* START *

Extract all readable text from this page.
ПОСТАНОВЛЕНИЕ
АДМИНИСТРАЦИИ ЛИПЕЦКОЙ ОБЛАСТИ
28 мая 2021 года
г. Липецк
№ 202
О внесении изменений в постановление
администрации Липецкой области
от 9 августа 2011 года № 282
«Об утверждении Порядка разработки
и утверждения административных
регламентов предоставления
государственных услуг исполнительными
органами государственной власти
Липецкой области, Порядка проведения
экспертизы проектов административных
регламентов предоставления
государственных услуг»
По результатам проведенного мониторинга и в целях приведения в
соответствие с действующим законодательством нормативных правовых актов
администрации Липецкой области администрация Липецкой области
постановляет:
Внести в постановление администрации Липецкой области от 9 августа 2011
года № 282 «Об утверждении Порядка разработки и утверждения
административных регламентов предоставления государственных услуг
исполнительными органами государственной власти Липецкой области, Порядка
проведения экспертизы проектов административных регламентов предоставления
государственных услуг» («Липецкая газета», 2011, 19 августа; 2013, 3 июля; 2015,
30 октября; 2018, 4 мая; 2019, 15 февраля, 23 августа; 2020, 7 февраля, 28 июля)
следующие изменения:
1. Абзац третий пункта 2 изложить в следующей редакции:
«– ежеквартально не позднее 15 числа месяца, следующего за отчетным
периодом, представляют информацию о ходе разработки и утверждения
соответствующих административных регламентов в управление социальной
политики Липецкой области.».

* END *

__STATED PROBLEM__: Reproduce the full listing above, character for character.

__CORRECT OUTPUT__:
Extract all readable text from this page.
ПОСТАНОВЛЕНИЕ
АДМИНИСТРАЦИИ ЛИПЕЦКОЙ ОБЛАСТИ
28 мая 2021 года
г. Липецк
№ 202
О внесении изменений в постановление
администрации Липецкой области
от 9 августа 2011 года № 282
«Об утверждении Порядка разработки
и утверждения административных
регламентов предоставления
государственных услуг исполнительными
органами государственной власти
Липецкой области, Порядка проведения
экспертизы проектов административных
регламентов предоставления
государственных услуг»
По результатам проведенного мониторинга и в целях приведения в
соответствие с действующим законодательством нормативных правовых актов
администрации Липецкой области администрация Липецкой области
постановляет:
Внести в постановление администрации Липецкой области от 9 августа 2011
года № 282 «Об утверждении Порядка разработки и утверждения
административных регламентов предоставления государственных услуг
исполнительными органами государственной власти Липецкой области, Порядка
проведения экспертизы проектов административных регламентов предоставления
государственных услуг» («Липецкая газета», 2011, 19 августа; 2013, 3 июля; 2015,
30 октября; 2018, 4 мая; 2019, 15 февраля, 23 августа; 2020, 7 февраля, 28 июля)
следующие изменения:
1. Абзац третий пункта 2 изложить в следующей редакции:
«– ежеквартально не позднее 15 числа месяца, следующего за отчетным
периодом, представляют информацию о ходе разработки и утверждения
соответствующих административных регламентов в управление социальной
политики Липецкой области.».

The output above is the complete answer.